Gather the lines below that include the string "laser", copying each in full.

-- START Given data --

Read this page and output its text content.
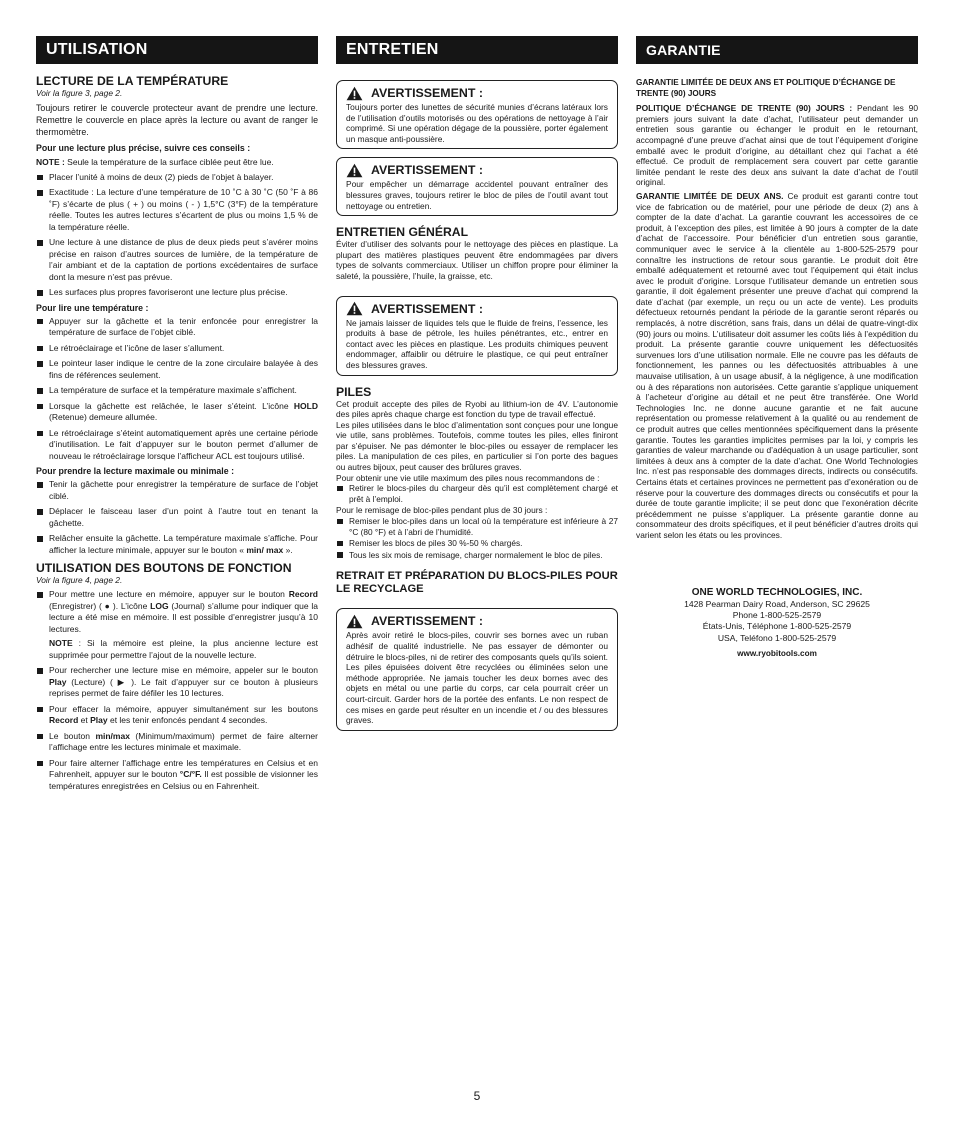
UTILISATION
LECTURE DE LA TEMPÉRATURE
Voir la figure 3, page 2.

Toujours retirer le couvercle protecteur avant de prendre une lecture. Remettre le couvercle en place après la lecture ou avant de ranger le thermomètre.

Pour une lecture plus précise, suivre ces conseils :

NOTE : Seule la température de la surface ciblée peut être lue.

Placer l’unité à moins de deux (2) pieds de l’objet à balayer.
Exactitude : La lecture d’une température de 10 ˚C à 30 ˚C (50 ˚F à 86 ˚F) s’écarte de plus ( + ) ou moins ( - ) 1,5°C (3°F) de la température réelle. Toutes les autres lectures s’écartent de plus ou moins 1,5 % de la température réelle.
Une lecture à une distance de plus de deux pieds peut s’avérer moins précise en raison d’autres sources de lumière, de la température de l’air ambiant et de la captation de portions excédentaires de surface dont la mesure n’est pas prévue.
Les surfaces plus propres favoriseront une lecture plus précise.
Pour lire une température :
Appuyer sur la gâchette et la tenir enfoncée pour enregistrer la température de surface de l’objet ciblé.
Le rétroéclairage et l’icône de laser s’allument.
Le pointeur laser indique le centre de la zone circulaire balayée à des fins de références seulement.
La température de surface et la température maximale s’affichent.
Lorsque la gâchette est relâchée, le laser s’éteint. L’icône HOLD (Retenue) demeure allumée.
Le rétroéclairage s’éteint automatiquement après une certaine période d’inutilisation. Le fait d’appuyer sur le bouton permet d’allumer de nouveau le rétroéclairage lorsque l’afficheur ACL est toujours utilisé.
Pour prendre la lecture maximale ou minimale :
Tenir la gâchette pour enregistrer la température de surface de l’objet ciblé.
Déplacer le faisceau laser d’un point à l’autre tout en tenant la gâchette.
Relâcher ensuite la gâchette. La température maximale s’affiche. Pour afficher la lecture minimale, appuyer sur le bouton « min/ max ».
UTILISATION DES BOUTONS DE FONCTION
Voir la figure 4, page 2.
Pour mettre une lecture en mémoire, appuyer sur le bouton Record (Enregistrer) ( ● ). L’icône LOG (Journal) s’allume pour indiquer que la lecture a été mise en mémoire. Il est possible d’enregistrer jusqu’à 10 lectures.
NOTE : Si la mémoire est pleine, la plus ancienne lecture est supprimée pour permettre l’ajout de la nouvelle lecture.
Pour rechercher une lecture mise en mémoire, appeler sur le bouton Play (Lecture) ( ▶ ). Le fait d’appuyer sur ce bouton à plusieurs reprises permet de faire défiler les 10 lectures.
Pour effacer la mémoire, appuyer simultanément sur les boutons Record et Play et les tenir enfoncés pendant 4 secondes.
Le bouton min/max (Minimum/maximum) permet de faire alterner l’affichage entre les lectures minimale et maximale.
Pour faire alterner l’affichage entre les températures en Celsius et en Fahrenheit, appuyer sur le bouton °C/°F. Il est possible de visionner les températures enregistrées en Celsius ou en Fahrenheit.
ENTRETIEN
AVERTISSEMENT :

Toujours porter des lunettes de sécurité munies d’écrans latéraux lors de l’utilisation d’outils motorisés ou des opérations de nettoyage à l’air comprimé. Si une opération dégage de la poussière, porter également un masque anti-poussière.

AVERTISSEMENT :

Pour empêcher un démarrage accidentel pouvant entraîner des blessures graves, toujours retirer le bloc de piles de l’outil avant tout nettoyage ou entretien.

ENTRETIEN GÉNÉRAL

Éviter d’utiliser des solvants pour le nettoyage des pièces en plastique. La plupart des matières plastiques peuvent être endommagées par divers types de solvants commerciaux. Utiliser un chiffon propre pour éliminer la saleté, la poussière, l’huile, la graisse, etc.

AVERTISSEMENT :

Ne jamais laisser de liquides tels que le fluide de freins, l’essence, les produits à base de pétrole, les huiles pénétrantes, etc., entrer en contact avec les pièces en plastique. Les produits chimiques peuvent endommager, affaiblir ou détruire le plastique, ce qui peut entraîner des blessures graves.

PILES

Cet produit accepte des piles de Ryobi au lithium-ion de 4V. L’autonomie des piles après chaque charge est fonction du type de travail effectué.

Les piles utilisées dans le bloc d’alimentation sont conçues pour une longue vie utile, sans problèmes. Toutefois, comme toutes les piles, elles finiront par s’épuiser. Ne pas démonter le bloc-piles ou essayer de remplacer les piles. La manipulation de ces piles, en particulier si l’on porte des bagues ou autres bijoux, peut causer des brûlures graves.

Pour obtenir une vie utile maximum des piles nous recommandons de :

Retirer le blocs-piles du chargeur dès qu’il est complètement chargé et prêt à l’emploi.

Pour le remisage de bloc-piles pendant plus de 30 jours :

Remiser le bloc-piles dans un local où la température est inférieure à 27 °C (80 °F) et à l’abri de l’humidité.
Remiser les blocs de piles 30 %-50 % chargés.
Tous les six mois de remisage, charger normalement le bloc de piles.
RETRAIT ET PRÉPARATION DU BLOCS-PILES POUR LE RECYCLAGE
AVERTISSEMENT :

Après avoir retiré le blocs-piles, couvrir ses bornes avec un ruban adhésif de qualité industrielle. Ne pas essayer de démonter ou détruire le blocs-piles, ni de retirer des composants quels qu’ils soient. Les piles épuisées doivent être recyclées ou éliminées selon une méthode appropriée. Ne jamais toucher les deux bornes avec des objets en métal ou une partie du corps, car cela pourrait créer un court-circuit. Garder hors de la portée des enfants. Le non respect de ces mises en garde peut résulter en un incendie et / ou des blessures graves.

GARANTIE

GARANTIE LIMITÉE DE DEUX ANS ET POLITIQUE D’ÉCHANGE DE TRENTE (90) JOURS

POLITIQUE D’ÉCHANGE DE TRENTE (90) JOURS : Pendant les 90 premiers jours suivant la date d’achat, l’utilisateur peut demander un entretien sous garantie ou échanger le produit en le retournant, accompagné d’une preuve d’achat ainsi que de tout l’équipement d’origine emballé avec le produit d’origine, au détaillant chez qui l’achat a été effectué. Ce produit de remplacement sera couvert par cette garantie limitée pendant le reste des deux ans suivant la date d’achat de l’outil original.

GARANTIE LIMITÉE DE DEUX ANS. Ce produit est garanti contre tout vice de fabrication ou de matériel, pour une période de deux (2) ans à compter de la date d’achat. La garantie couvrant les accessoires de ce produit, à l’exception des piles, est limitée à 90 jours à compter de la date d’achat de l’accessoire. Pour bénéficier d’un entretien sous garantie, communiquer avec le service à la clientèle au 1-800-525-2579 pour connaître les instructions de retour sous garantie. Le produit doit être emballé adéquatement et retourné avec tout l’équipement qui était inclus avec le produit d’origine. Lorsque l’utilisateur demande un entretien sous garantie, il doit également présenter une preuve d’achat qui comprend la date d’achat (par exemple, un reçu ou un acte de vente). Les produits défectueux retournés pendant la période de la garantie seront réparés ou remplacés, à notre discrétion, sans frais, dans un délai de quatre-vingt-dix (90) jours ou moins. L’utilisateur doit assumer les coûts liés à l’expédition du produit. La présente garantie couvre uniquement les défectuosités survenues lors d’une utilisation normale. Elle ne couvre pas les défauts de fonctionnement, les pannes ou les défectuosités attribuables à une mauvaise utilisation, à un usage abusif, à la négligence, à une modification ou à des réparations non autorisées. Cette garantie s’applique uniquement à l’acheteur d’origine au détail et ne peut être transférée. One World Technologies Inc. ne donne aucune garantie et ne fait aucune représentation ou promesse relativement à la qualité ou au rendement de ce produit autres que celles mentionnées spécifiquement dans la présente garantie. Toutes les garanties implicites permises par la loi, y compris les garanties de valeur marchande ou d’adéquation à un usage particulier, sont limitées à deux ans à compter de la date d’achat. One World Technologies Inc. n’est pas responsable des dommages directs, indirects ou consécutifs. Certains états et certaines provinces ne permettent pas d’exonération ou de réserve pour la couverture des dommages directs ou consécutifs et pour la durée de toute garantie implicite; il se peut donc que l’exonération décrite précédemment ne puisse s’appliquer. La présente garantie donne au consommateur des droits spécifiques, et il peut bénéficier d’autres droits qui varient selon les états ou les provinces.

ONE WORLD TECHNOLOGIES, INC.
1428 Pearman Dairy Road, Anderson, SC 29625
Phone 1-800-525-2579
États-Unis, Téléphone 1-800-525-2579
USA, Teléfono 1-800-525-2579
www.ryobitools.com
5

-- END Given data --
-- START Given data --

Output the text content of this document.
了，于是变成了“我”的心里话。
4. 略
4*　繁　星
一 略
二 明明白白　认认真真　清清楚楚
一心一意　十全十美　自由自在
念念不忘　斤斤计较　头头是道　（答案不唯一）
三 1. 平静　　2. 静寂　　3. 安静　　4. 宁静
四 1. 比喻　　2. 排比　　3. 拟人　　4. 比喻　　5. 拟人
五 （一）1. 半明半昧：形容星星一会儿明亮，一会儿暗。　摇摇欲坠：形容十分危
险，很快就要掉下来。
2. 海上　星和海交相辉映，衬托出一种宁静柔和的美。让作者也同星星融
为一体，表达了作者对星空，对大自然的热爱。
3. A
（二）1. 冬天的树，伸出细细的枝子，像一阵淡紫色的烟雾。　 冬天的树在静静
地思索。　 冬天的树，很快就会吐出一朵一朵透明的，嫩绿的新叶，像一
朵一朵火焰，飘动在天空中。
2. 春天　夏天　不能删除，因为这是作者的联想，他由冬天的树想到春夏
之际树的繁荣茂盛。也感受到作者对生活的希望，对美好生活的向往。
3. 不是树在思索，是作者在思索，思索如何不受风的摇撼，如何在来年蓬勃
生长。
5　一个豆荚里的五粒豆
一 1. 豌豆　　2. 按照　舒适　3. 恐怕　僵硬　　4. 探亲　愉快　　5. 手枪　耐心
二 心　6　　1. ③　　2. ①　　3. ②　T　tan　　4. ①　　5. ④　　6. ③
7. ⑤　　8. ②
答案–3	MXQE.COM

-- END Given data --

| Solution to this task |
Le rétroéclairage et l’icône de laser s’allument.
Le pointeur laser indique le centre de la zone circulaire balayée à des fins de références seulement.
Lorsque la gâchette est relâchée, le laser s’éteint. L’icône HOLD (Retenue) demeure allumée.
Déplacer le faisceau laser d’un point à l’autre tout en tenant la gâchette.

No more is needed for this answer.